TEXT PASSAGE:
Adding extra layers of thermal mass in housing projects could save enough money to boost housebuilding or help reduce fuel poverty, according to new research by Broadway Malyan

A study carried out by the practice as part of Open City’s Green Sky Thinking programme concluded that using additional thermal mass on house walls could help reduce the amount spent on traditional wall insulation.

According to its calculations, installing a thick thermal mass layer inside the home could save around £425 on the cost of building an average semi-detached house.

Speaking at the launch of the report, Kevin Leahy, technical director at Broadway Malyan said: ‘This saving could mean that for every 158 homes you build, you could have one for free. The London plan is committed to building 300,000 homes, so when you scale it up it is a huge extra number to build.’

Speaking afterwards to AJ, Leahy said that most homes are now built with lightweight walls.

He said: ‘Virtually all internal walls now use plasterboard. Quite often external walls are built using timber frame or steel stud systems.

‘We have an image that external walls are built in block work but it is rare these days.’

He added that even if the principle was only applied to internal walls, the results would still result in two thirds of the savings highlighted in the report.

SUPPLIED DATA:
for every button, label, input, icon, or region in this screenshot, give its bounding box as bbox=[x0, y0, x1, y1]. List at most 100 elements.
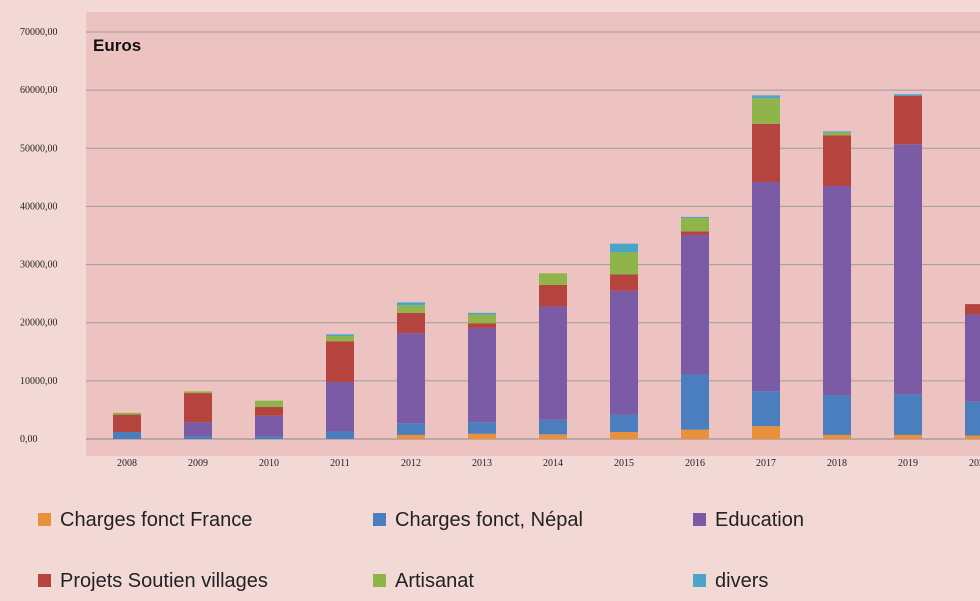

SET TASKS:
1 > Summarize the passage on thermal mass in two sentences.
2 > Reproduce word for word the stretch of the passage on thermal mass from "According to its" through "steel stud systems.".

WORKED SOLUTIONS:
1 > Broadway Malyan research for Open City's Green Sky Thinking programme found that adding a thick layer of thermal mass to house walls could reduce spending on traditional wall insulation, saving around £425 on an average semi-detached house. Technical director Kevin Leahy said this saving could mean one free home for every 158 built, and that applying the idea only to internal walls would still give two thirds of the savings.

2 >
According to its calculations, installing a thick thermal mass layer inside the home could save around £425 on the cost of building an average semi-detached house.

Speaking at the launch of the report, Kevin Leahy, technical director at Broadway Malyan said: ‘This saving could mean that for every 158 homes you build, you could have one for free. The London plan is committed to building 300,000 homes, so when you scale it up it is a huge extra number to build.’

Speaking afterwards to AJ, Leahy said that most homes are now built with lightweight walls.

He said: ‘Virtually all internal walls now use plasterboard. Quite often external walls are built using timber frame or steel stud systems.